# Start of Material supplied
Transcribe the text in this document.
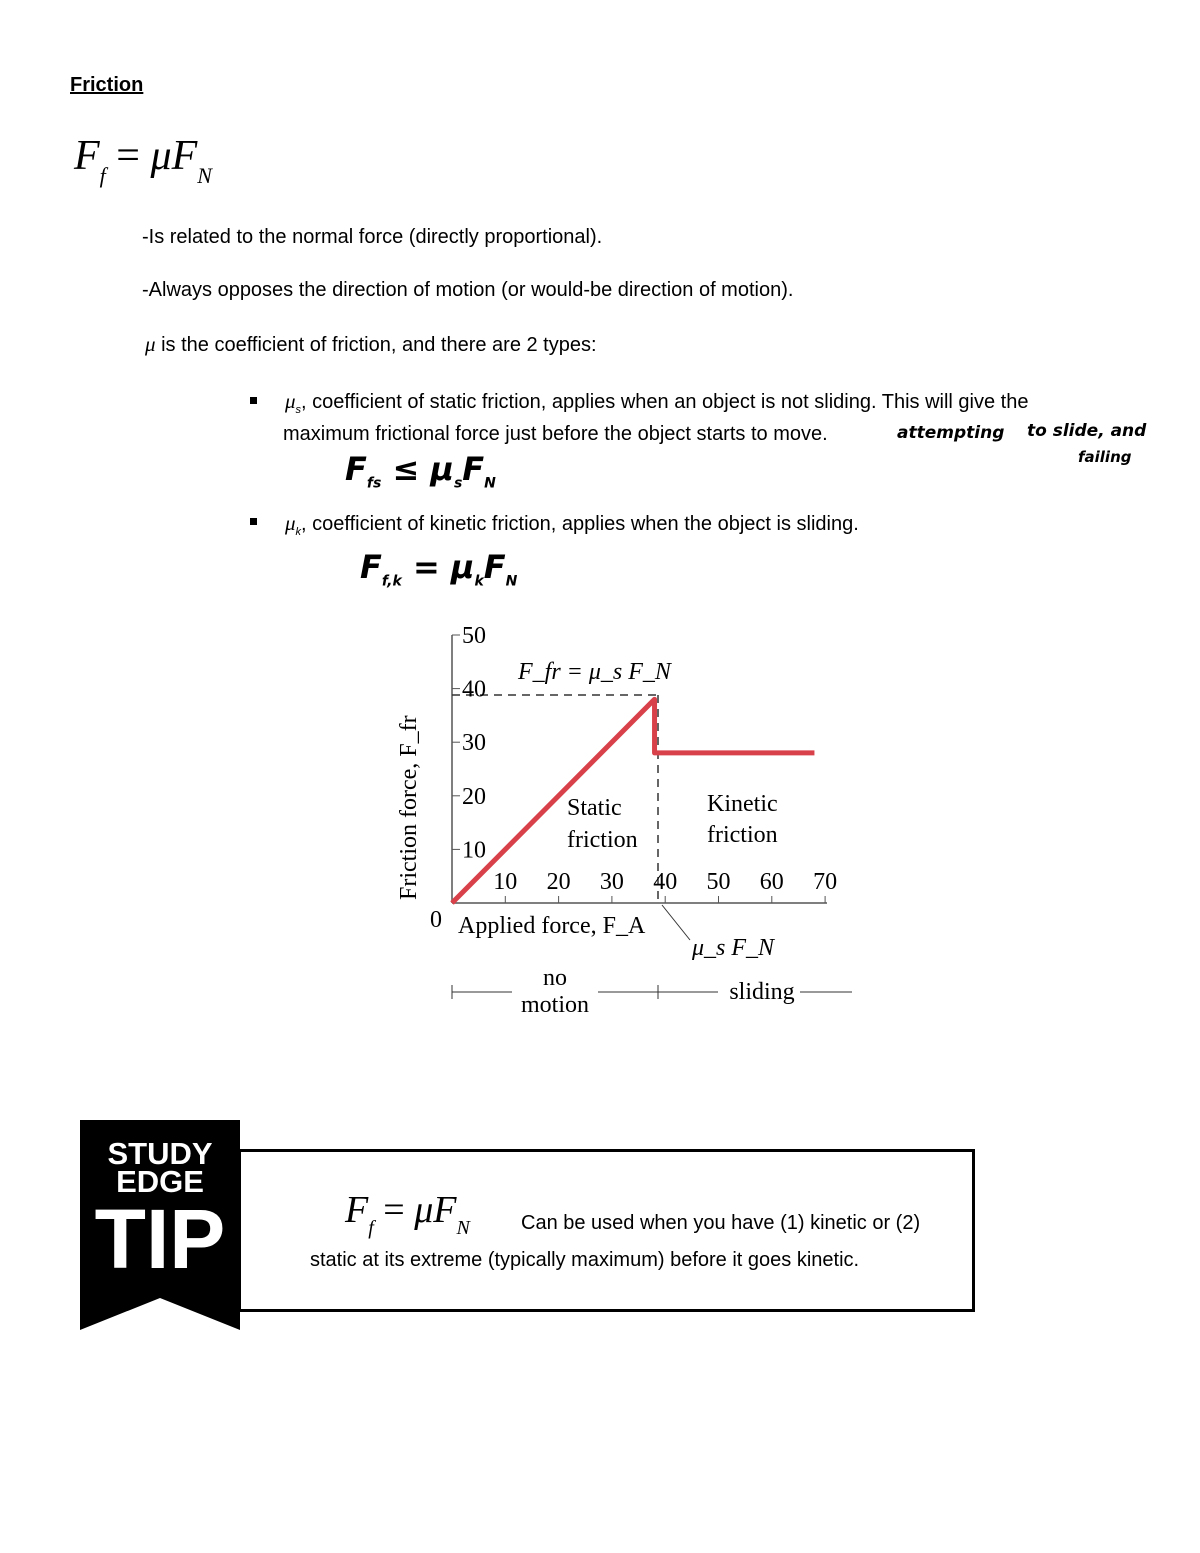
Friction
$F_f = \mu F_N$
-Is related to the normal force (directly proportional).
-Always opposes the direction of motion (or would-be direction of motion).
μ is the coefficient of friction, and there are 2 types:
$\mu_s$, coefficient of static friction, applies when an object is not sliding. This will give the
maximum frictional force just before the object starts to move.	attempting to slide, and
failing
$F_{fs} \le \mu_sF_N$
$\mu_k$, coefficient of kinetic friction, applies when the object is sliding.
$F_{f,k} = \mu_kF_N$
Friction force, F_fr
0 Applied force, F_A
F_fr = μ_s F_N
Static
friction
Kinetic
friction
μ_s F_N
no
motion	sliding
10
20
30
40
50
10 20 30 40 50 60 70
STUDY
EDGE
TIP	$F_f = \mu F_N$	Can be used when you have (1) kinetic or (2)
static at its extreme (typically maximum) before it goes kinetic.
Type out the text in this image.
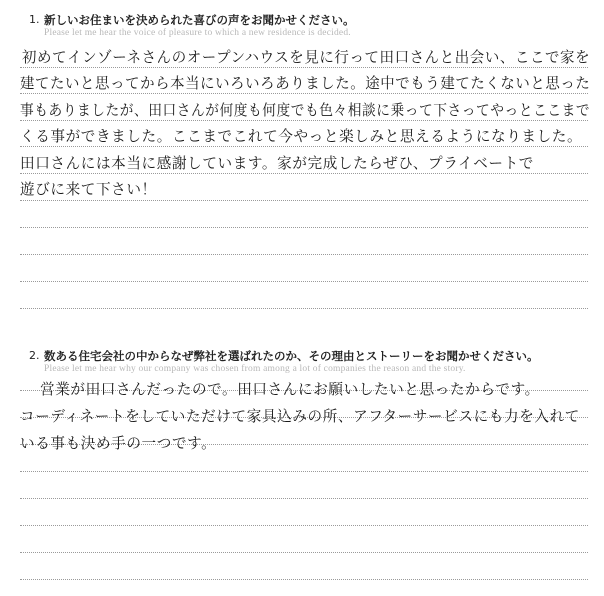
1. 新しいお住まいを決められた喜びの声をお聞かせください。
Please let me hear the voice of pleasure to which a new residence is decided.
初めてインゾーネさんのオープンハウスを見に行って田口さんと出会い、ここで家を
建てたいと思ってから本当にいろいろありました。途中でもう建てたくないと思った
事もありましたが、田口さんが何度も何度でも色々相談に乗って下さってやっとここまで
くる事ができました。ここまでこれて今やっと楽しみと思えるようになりました。
田口さんには本当に感謝しています。家が完成したらぜひ、プライベートで
遊びに来て下さい！
2. 数ある住宅会社の中からなぜ弊社を選ばれたのか、その理由とストーリーをお聞かせください。
Please let me hear why our company was chosen from among a lot of companies the reason and the story.
営業が田口さんだったので。田口さんにお願いしたいと思ったからです。
コーディネートをしていただけて家具込みの所、アフターサービスにも力を入れて
いる事も決め手の一つです。
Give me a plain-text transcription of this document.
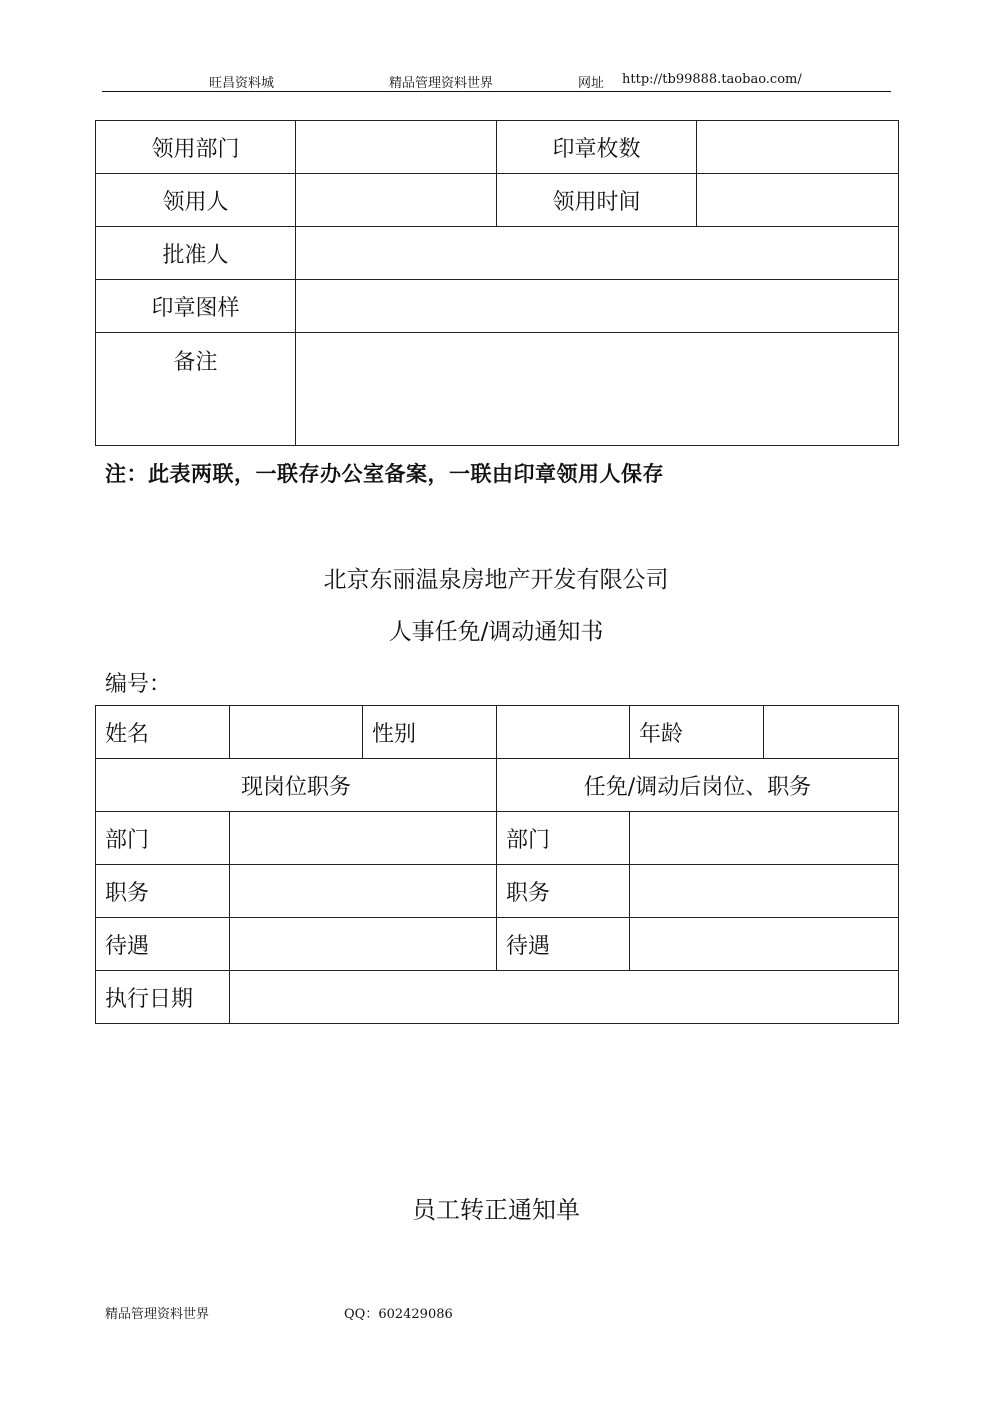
旺昌资料城	精品管理资料世界	网址 http://tb99888.taobao.com/
领用部门		印章枚数	
领用人		领用时间	
批准人			
印章图样			
备注			
注：此表两联，一联存办公室备案，一联由印章领用人保存
北京东丽温泉房地产开发有限公司
人事任免/调动通知书
编号：
姓名		性别		年龄	
现岗位职务			任免/调动后岗位、职务		
部门			部门		
职务			职务		
待遇			待遇		
执行日期					
员工转正通知单
精品管理资料世界	QQ：602429086
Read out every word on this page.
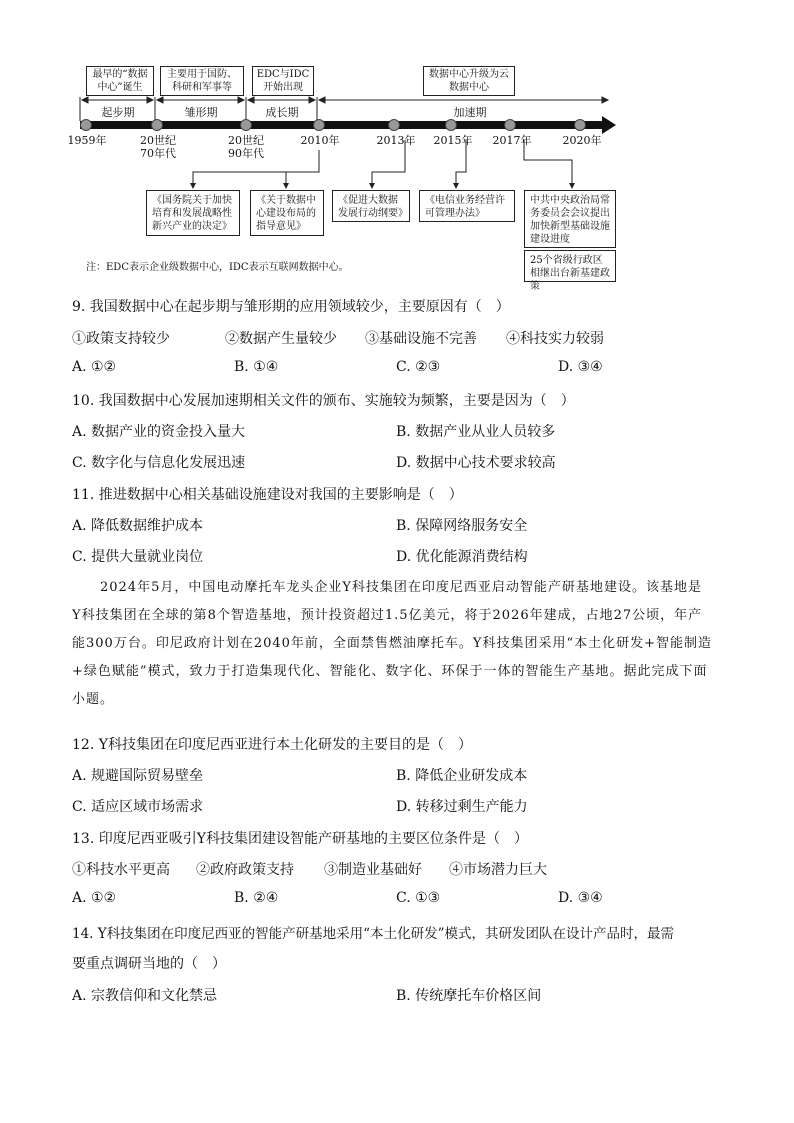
最早的“数据中心”诞生
主要用于国防、科研和军事等
EDC与IDC开始出现
数据中心升级为云数据中心
起步期	雏形期	成长期	加速期
1959年	20世纪70年代
20世纪90年代
2010年	2013年 2015年 2017年	2020年
《国务院关于加快培育和发展战略性新兴产业的决定》
《关于数据中心建设布局的指导意见》
《促进大数据发展行动纲要》
《电信业务经营许可管理办法》
中共中央政治局常务委员会会议提出加快新型基础设施建设进度
25个省级行政区相继出台新基建政策
注：EDC表示企业级数据中心，IDC表示互联网数据中心。
9. 我国数据中心在起步期与雏形期的应用领域较少，主要原因有（　）
①政策支持较少	②数据产生量较少 ③基础设施不完善 ④科技实力较弱
A. ①②	B. ①④	C. ②③	D. ③④
10. 我国数据中心发展加速期相关文件的颁布、实施较为频繁，主要是因为（　）
A. 数据产业的资金投入量大	B. 数据产业从业人员较多
C. 数字化与信息化发展迅速	D. 数据中心技术要求较高
11. 推进数据中心相关基础设施建设对我国的主要影响是（　）
A. 降低数据维护成本	B. 保障网络服务安全
C. 提供大量就业岗位	D. 优化能源消费结构
2024年5月，中国电动摩托车龙头企业Y科技集团在印度尼西亚启动智能产研基地建设。该基地是
Y科技集团在全球的第8个智造基地，预计投资超过1.5亿美元，将于2026年建成，占地27公顷，年产
能300万台。印尼政府计划在2040年前，全面禁售燃油摩托车。Y科技集团采用“本土化研发+智能制造
+绿色赋能”模式，致力于打造集现代化、智能化、数字化、环保于一体的智能生产基地。据此完成下面
小题。
12. Y科技集团在印度尼西亚进行本土化研发的主要目的是（　）
A. 规避国际贸易壁垒	B. 降低企业研发成本
C. 适应区域市场需求	D. 转移过剩生产能力
13. 印度尼西亚吸引Y科技集团建设智能产研基地的主要区位条件是（　）
①科技水平更高 ②政府政策支持 ③制造业基础好 ④市场潜力巨大
A. ①②	B. ②④	C. ①③	D. ③④
14. Y科技集团在印度尼西亚的智能产研基地采用“本土化研发”模式，其研发团队在设计产品时，最需
要重点调研当地的（　）
A. 宗教信仰和文化禁忌	B. 传统摩托车价格区间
# End of Material supplied
(Directions): Find every line in the records that has the string "applies", then state how many there are and nothing else.

(Result of this exercise): 2